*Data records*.
★ ★ ★ ★ ★
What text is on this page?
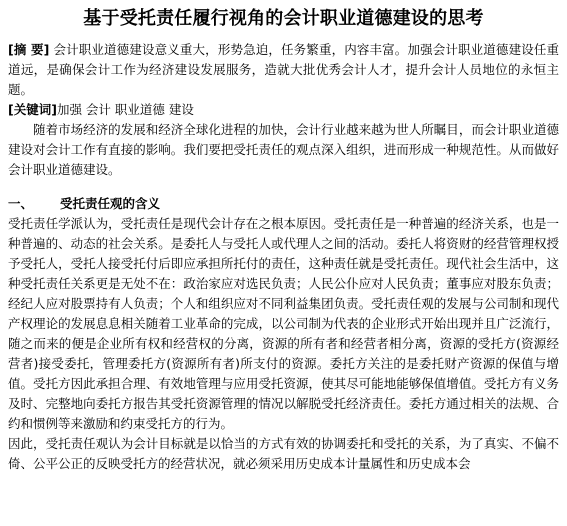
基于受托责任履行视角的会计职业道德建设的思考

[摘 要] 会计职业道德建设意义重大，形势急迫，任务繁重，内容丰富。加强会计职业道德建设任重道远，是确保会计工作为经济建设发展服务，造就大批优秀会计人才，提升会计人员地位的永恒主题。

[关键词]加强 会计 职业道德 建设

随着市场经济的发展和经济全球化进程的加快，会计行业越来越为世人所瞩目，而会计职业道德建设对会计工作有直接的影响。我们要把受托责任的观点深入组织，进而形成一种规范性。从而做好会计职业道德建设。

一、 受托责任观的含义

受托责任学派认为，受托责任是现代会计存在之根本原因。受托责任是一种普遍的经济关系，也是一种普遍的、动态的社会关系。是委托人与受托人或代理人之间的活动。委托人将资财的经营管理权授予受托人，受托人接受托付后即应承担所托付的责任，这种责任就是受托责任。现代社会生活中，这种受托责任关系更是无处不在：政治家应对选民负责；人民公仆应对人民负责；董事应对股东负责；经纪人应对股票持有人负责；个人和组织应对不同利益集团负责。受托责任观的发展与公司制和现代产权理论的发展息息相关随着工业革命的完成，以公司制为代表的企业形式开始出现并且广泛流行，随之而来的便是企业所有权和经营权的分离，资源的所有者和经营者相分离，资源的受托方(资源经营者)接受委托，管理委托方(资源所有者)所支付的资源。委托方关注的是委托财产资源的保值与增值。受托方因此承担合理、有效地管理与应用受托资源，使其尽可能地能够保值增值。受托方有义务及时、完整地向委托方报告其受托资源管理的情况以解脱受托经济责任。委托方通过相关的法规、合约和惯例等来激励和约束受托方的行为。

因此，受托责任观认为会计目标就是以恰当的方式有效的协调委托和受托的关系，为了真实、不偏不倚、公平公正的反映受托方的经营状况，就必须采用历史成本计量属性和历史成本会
★ ★ ★ ★ ★
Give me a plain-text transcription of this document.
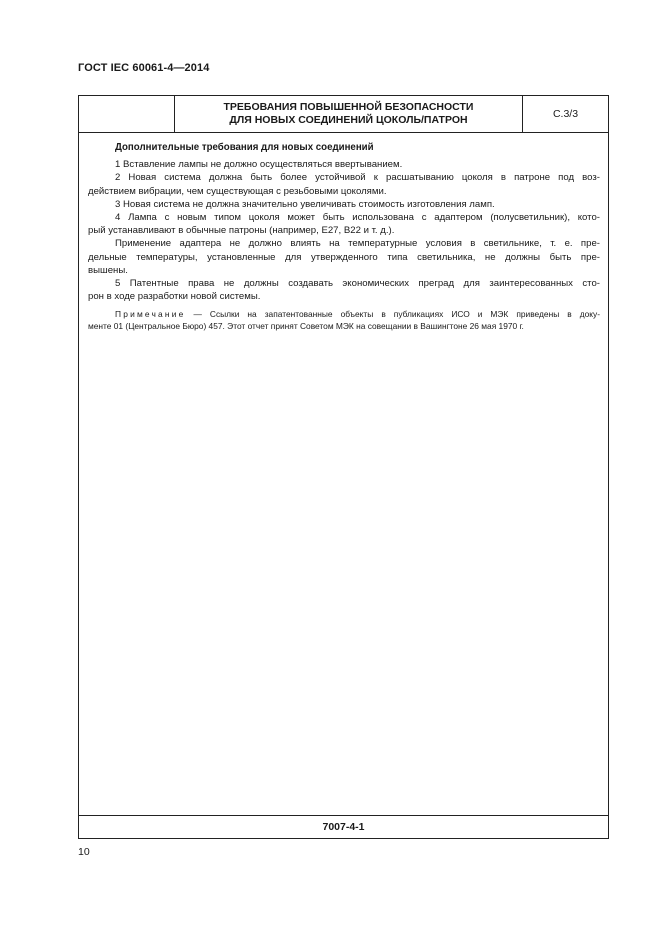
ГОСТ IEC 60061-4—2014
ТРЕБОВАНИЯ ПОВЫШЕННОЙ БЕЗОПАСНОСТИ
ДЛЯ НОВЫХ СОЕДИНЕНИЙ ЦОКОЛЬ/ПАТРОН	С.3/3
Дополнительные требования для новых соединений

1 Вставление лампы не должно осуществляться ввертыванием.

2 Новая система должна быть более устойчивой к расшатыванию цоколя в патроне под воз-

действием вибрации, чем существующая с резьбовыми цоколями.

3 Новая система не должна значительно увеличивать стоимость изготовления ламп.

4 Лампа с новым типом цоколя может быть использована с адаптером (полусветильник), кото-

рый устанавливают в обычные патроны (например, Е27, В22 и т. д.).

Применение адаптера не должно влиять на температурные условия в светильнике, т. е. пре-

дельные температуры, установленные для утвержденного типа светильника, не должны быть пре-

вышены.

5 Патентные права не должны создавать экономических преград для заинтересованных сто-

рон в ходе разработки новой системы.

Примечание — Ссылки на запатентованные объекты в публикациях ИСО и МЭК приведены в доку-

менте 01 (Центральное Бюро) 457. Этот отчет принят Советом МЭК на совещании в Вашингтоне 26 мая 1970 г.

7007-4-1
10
★ ★ ★ ★ ★
*EXERCISE DIRECTIONS*. Copy out each line in the preceding records that contains "text".

*EXERCISE RESULT*.
What text is on this page?
Give me a plain-text transcription of this document.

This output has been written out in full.